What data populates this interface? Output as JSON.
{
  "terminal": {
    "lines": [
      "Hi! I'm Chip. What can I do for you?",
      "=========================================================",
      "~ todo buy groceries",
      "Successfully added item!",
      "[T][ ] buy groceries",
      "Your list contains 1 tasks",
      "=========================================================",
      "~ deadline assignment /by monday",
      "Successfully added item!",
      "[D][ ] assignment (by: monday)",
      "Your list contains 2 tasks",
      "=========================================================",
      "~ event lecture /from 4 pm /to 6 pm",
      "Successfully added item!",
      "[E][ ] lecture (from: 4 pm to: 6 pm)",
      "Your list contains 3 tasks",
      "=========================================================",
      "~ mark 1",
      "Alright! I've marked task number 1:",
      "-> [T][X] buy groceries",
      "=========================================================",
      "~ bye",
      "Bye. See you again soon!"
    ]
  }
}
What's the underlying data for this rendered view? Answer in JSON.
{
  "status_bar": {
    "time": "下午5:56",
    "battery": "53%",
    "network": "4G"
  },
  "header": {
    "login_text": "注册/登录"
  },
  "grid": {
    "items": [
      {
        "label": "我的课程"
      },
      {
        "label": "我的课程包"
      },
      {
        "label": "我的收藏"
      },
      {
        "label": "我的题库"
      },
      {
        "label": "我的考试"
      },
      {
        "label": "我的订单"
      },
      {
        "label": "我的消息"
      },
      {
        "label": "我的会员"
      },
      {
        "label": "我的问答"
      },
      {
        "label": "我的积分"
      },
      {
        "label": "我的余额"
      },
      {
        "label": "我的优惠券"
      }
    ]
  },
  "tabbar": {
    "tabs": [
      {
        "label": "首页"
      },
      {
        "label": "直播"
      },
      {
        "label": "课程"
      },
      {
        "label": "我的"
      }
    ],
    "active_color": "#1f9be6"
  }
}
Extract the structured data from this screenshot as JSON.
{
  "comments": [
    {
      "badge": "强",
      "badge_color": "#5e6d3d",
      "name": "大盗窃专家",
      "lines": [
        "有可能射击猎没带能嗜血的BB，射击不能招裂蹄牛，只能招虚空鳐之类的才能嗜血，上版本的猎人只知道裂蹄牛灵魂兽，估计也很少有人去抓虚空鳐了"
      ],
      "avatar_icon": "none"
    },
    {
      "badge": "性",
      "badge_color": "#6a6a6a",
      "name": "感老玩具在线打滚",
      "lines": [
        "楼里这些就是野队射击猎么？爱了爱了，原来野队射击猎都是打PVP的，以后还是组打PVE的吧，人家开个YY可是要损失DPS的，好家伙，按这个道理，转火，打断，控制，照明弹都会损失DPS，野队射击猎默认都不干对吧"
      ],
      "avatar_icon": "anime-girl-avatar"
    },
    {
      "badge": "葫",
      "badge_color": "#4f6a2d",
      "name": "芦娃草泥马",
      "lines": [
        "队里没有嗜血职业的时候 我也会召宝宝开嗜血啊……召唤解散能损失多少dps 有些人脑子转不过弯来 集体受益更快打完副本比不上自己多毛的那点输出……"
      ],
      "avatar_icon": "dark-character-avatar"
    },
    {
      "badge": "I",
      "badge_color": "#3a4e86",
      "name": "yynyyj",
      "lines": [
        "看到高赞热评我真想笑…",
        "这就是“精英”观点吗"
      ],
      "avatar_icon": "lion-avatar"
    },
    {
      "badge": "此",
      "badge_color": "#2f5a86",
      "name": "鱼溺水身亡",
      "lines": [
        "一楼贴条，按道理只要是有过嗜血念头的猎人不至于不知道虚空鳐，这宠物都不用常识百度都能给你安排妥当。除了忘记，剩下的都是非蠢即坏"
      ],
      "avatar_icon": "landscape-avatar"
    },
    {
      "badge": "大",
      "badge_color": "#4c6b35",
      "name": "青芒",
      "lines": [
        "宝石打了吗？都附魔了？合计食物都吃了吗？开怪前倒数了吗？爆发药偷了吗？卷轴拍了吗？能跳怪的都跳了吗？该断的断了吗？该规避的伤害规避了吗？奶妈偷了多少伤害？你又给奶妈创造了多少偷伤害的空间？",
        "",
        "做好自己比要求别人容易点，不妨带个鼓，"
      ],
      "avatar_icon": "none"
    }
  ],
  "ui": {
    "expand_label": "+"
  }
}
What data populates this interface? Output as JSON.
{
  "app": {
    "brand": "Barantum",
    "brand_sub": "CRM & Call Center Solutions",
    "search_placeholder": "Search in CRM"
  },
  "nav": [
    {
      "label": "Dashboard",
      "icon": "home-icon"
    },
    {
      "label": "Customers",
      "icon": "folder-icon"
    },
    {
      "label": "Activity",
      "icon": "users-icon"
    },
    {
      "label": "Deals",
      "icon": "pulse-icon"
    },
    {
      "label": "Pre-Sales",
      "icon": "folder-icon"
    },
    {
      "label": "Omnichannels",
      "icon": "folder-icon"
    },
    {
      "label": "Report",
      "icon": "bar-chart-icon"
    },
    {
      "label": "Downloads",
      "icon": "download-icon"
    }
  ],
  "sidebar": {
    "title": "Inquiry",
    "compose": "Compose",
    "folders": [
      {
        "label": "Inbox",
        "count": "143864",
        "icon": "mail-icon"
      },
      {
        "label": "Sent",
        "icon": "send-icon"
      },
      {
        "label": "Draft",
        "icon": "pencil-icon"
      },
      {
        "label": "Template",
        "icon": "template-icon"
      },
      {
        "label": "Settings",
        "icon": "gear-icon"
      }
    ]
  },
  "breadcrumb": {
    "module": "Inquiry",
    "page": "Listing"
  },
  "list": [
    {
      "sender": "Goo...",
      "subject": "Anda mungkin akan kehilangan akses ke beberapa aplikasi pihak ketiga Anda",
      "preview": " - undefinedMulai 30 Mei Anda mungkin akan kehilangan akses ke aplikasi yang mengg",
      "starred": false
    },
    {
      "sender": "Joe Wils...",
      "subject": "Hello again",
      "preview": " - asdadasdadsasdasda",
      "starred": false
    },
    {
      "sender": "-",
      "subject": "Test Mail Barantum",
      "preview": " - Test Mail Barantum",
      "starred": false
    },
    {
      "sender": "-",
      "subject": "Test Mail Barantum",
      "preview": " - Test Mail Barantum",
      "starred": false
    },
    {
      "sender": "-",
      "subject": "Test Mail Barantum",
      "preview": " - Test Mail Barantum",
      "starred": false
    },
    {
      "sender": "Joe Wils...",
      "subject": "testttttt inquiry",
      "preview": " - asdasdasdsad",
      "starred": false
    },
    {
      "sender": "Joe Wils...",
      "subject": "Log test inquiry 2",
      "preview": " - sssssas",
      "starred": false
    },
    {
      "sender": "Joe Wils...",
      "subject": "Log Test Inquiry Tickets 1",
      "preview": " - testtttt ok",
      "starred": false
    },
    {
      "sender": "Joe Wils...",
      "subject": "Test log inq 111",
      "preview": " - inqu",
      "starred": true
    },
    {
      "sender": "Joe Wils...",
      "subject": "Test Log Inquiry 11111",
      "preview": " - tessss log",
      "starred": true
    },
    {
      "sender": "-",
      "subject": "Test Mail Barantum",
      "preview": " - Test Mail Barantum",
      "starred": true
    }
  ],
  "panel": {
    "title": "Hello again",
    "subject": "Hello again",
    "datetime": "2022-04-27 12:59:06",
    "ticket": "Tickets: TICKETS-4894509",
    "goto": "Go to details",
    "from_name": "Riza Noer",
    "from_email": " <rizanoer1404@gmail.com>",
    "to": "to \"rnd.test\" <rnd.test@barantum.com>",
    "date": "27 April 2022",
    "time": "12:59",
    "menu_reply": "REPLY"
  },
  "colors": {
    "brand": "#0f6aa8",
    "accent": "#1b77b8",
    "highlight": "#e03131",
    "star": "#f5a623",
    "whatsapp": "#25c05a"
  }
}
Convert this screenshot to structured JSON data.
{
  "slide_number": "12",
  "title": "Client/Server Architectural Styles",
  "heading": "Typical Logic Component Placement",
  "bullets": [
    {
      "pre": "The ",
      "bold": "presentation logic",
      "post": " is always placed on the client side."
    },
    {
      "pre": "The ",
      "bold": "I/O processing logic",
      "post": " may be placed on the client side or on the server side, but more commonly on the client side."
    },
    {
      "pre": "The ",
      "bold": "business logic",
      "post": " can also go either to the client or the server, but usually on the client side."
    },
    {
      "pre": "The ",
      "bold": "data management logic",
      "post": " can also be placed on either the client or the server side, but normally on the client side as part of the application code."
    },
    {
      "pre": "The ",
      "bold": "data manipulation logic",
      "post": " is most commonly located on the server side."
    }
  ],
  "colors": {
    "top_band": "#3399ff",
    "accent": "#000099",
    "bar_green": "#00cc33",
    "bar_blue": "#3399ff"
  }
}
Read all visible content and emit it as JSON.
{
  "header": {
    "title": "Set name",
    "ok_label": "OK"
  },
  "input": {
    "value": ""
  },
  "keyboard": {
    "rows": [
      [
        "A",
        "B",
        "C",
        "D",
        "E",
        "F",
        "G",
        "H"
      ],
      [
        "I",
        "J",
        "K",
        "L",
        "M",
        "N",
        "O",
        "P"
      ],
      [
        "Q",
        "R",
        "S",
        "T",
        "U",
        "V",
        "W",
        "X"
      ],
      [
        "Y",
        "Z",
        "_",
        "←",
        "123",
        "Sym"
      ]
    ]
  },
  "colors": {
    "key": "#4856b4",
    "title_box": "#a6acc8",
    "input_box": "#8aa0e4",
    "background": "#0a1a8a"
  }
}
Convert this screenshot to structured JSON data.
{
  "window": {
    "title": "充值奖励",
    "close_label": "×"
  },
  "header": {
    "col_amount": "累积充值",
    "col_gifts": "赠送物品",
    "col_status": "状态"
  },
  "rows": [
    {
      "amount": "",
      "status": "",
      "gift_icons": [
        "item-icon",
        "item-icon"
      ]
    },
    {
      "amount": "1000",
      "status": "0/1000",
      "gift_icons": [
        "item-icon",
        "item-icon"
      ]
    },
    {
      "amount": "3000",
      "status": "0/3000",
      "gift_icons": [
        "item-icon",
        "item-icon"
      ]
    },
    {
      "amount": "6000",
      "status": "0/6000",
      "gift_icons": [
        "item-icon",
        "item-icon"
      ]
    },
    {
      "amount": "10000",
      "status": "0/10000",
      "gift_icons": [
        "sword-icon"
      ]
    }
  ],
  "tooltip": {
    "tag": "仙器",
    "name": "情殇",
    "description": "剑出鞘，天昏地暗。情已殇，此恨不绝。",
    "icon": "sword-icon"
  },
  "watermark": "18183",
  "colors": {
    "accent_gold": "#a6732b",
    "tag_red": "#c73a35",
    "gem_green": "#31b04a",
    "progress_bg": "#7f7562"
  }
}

- _EXERCISE INSTRUCTIONS_
Pick out the lines containing the string "Hello".

- _CORRECT RESPONSE_
      "subject": "Hello again",
    "title": "Hello again",
    "subject": "Hello again",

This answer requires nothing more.